> _Exercise prompt_
Extract every entry word for word. Skip the pictures.

◇ ◇ ◇ ◇

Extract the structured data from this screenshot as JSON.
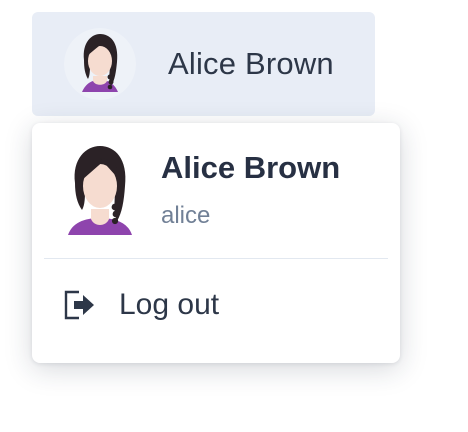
{
  "user_trigger": {
    "name": "Alice Brown",
    "avatar_icon": "female-avatar-icon"
  },
  "dropdown": {
    "name": "Alice Brown",
    "username": "alice",
    "avatar_icon": "female-avatar-icon",
    "logout": {
      "label": "Log out",
      "icon": "logout-icon"
    }
  },
  "colors": {
    "trigger_background": "#e8edf6",
    "text": "#2d3748",
    "muted_text": "#718096",
    "avatar_shirt": "#8e44ad",
    "avatar_hair": "#2b2226",
    "avatar_skin": "#f6dcd0"
  }
}
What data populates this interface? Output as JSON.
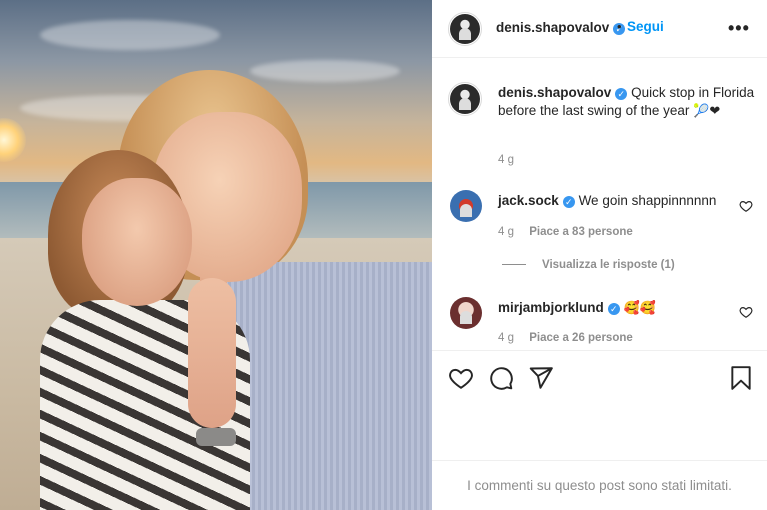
{
  "post": {
    "author": "denis.shapovalov",
    "follow_label": "Segui",
    "dot": "•",
    "more_label": "•••",
    "caption": "Quick stop in Florida before the last swing of the year",
    "caption_emojis": "🎾❤",
    "caption_time": "4 g"
  },
  "comments": [
    {
      "username": "jack.sock",
      "text": "We goin shappinnnnnn",
      "time": "4 g",
      "likes": "Piace a 83 persone",
      "replies": "Visualizza le risposte (1)"
    },
    {
      "username": "mirjambjorklund",
      "text": "🥰🥰",
      "time": "4 g",
      "likes": "Piace a 26 persone"
    }
  ],
  "footer": {
    "notice": "I commenti su questo post sono stati limitati."
  },
  "colors": {
    "accent": "#0095f6",
    "verified": "#3897f0",
    "muted": "#8e8e8e",
    "heart": "#ed4956"
  },
  "icons": {
    "verified": "verified-badge-icon",
    "like": "heart-icon",
    "comment": "comment-icon",
    "share": "paper-plane-icon",
    "save": "bookmark-icon"
  }
}
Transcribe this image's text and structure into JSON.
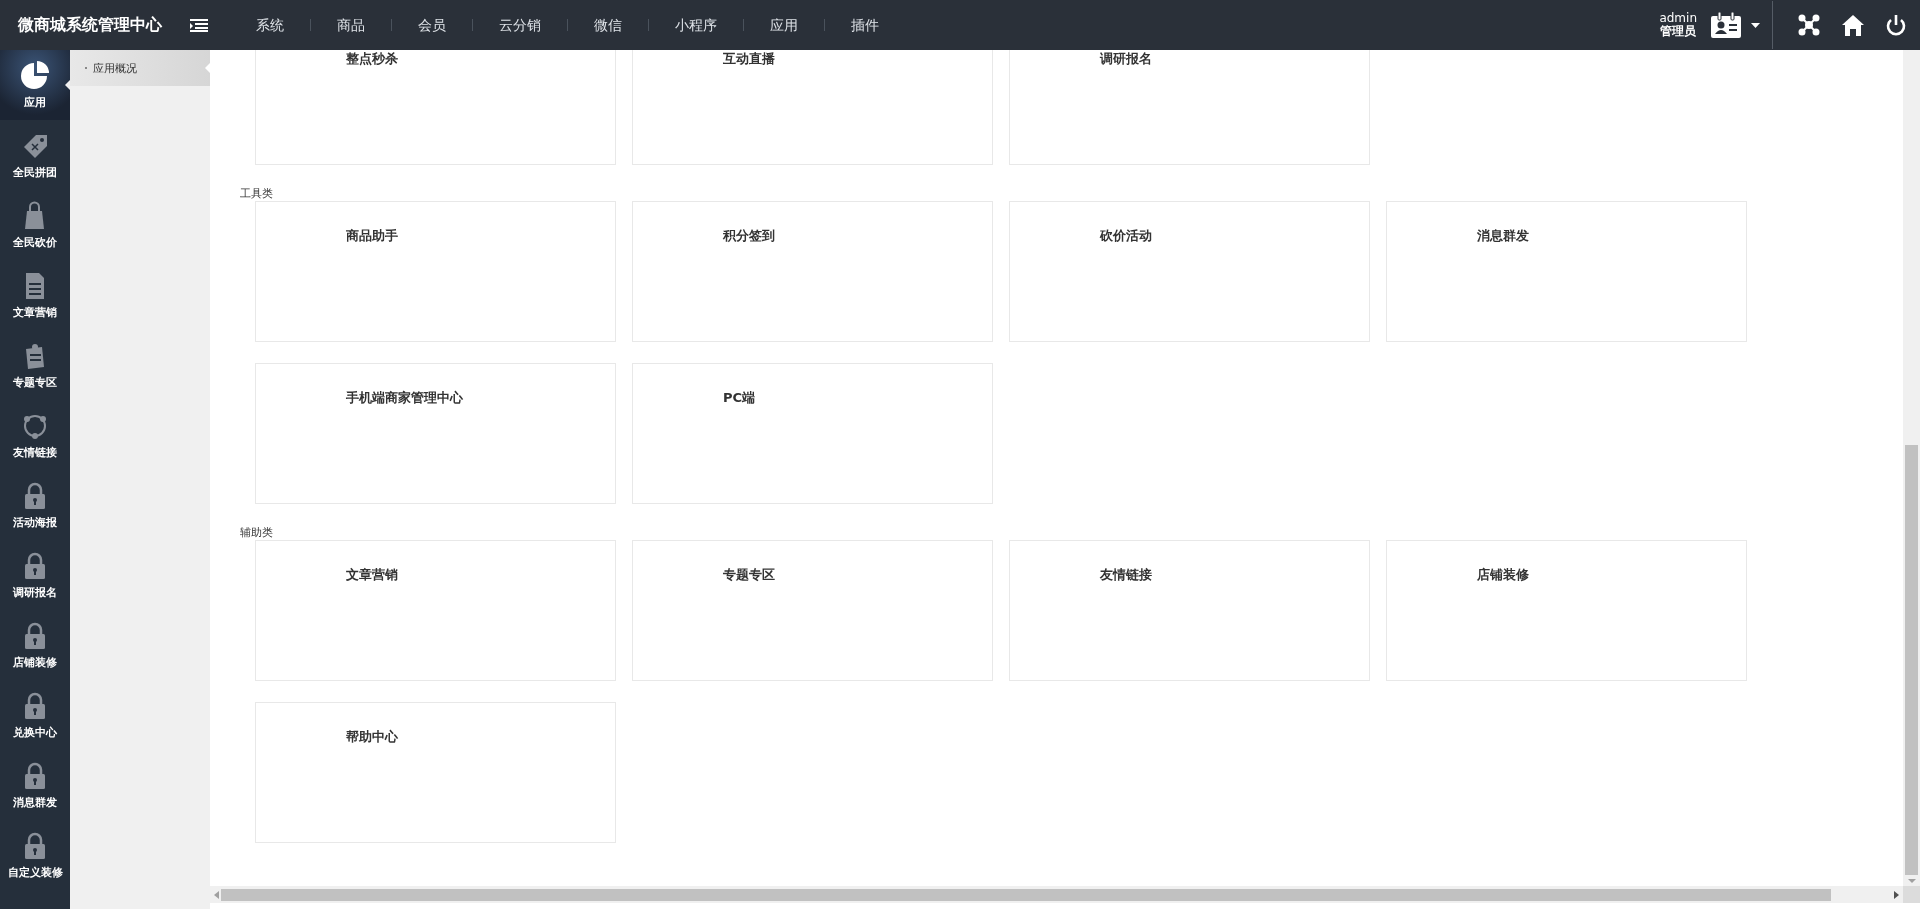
{
  "header": {
    "title": "微商城系统管理中心",
    "nav": [
      {
        "label": "系统"
      },
      {
        "label": "商品"
      },
      {
        "label": "会员"
      },
      {
        "label": "云分销"
      },
      {
        "label": "微信"
      },
      {
        "label": "小程序"
      },
      {
        "label": "应用"
      },
      {
        "label": "插件"
      }
    ],
    "user": {
      "name": "admin",
      "role": "管理员"
    }
  },
  "sidebar": {
    "items": [
      {
        "label": "应用",
        "kind": "pie",
        "selected": true
      },
      {
        "label": "全民拼团",
        "kind": "tag",
        "selected": false
      },
      {
        "label": "全民砍价",
        "kind": "bag",
        "selected": false
      },
      {
        "label": "文章营销",
        "kind": "doc",
        "selected": false
      },
      {
        "label": "专题专区",
        "kind": "note",
        "selected": false
      },
      {
        "label": "友情链接",
        "kind": "ring",
        "selected": false
      },
      {
        "label": "活动海报",
        "kind": "lock",
        "selected": false
      },
      {
        "label": "调研报名",
        "kind": "lock",
        "selected": false
      },
      {
        "label": "店铺装修",
        "kind": "lock",
        "selected": false
      },
      {
        "label": "兑换中心",
        "kind": "lock",
        "selected": false
      },
      {
        "label": "消息群发",
        "kind": "lock",
        "selected": false
      },
      {
        "label": "自定义装修",
        "kind": "lock",
        "selected": false
      }
    ]
  },
  "submenu": {
    "items": [
      {
        "label": "应用概况",
        "selected": true
      }
    ]
  },
  "groups": [
    {
      "cards": [
        {
          "title": "整点秒杀"
        },
        {
          "title": "互动直播"
        },
        {
          "title": "调研报名"
        }
      ]
    },
    {
      "heading": "工具类",
      "cards": [
        {
          "title": "商品助手"
        },
        {
          "title": "积分签到"
        },
        {
          "title": "砍价活动"
        },
        {
          "title": "消息群发"
        },
        {
          "title": "手机端商家管理中心"
        },
        {
          "title": "PC端"
        }
      ]
    },
    {
      "heading": "辅助类",
      "cards": [
        {
          "title": "文章营销"
        },
        {
          "title": "专题专区"
        },
        {
          "title": "友情链接"
        },
        {
          "title": "店铺装修"
        },
        {
          "title": "帮助中心"
        }
      ]
    }
  ]
}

◇ ◇ ◇ ◇

> _Correct answer_
Extract the structured data from this screenshot as JSON.
{
  "user_trigger": {
    "name": "Alice Brown",
    "avatar_icon": "female-avatar-icon"
  },
  "dropdown": {
    "name": "Alice Brown",
    "username": "alice",
    "avatar_icon": "female-avatar-icon",
    "logout": {
      "label": "Log out",
      "icon": "logout-icon"
    }
  },
  "colors": {
    "trigger_background": "#e8edf6",
    "text": "#2d3748",
    "muted_text": "#718096",
    "avatar_shirt": "#8e44ad",
    "avatar_hair": "#2b2226",
    "avatar_skin": "#f6dcd0"
  }
}
What data populates this interface? Output as JSON.
{
  "post": {
    "author": "denis.shapovalov",
    "follow_label": "Segui",
    "dot": "•",
    "more_label": "•••",
    "caption": "Quick stop in Florida before the last swing of the year",
    "caption_emojis": "🎾❤",
    "caption_time": "4 g"
  },
  "comments": [
    {
      "username": "jack.sock",
      "text": "We goin shappinnnnnn",
      "time": "4 g",
      "likes": "Piace a 83 persone",
      "replies": "Visualizza le risposte (1)"
    },
    {
      "username": "mirjambjorklund",
      "text": "🥰🥰",
      "time": "4 g",
      "likes": "Piace a 26 persone"
    }
  ],
  "footer": {
    "notice": "I commenti su questo post sono stati limitati."
  },
  "colors": {
    "accent": "#0095f6",
    "verified": "#3897f0",
    "muted": "#8e8e8e",
    "heart": "#ed4956"
  },
  "icons": {
    "verified": "verified-badge-icon",
    "like": "heart-icon",
    "comment": "comment-icon",
    "share": "paper-plane-icon",
    "save": "bookmark-icon"
  }
}
Transcribe this image's text and structure into JSON.
{
  "header": {
    "title": "微商城系统管理中心",
    "nav": [
      {
        "label": "系统"
      },
      {
        "label": "商品"
      },
      {
        "label": "会员"
      },
      {
        "label": "云分销"
      },
      {
        "label": "微信"
      },
      {
        "label": "小程序"
      },
      {
        "label": "应用"
      },
      {
        "label": "插件"
      }
    ],
    "user": {
      "name": "admin",
      "role": "管理员"
    }
  },
  "sidebar": {
    "items": [
      {
        "label": "应用",
        "kind": "pie",
        "selected": true
      },
      {
        "label": "全民拼团",
        "kind": "tag",
        "selected": false
      },
      {
        "label": "全民砍价",
        "kind": "bag",
        "selected": false
      },
      {
        "label": "文章营销",
        "kind": "doc",
        "selected": false
      },
      {
        "label": "专题专区",
        "kind": "note",
        "selected": false
      },
      {
        "label": "友情链接",
        "kind": "ring",
        "selected": false
      },
      {
        "label": "活动海报",
        "kind": "lock",
        "selected": false
      },
      {
        "label": "调研报名",
        "kind": "lock",
        "selected": false
      },
      {
        "label": "店铺装修",
        "kind": "lock",
        "selected": false
      },
      {
        "label": "兑换中心",
        "kind": "lock",
        "selected": false
      },
      {
        "label": "消息群发",
        "kind": "lock",
        "selected": false
      },
      {
        "label": "自定义装修",
        "kind": "lock",
        "selected": false
      }
    ]
  },
  "submenu": {
    "items": [
      {
        "label": "应用概况",
        "selected": true
      }
    ]
  },
  "groups": [
    {
      "cards": [
        {
          "title": "整点秒杀"
        },
        {
          "title": "互动直播"
        },
        {
          "title": "调研报名"
        }
      ]
    },
    {
      "heading": "工具类",
      "cards": [
        {
          "title": "商品助手"
        },
        {
          "title": "积分签到"
        },
        {
          "title": "砍价活动"
        },
        {
          "title": "消息群发"
        },
        {
          "title": "手机端商家管理中心"
        },
        {
          "title": "PC端"
        }
      ]
    },
    {
      "heading": "辅助类",
      "cards": [
        {
          "title": "文章营销"
        },
        {
          "title": "专题专区"
        },
        {
          "title": "友情链接"
        },
        {
          "title": "店铺装修"
        },
        {
          "title": "帮助中心"
        }
      ]
    }
  ]
}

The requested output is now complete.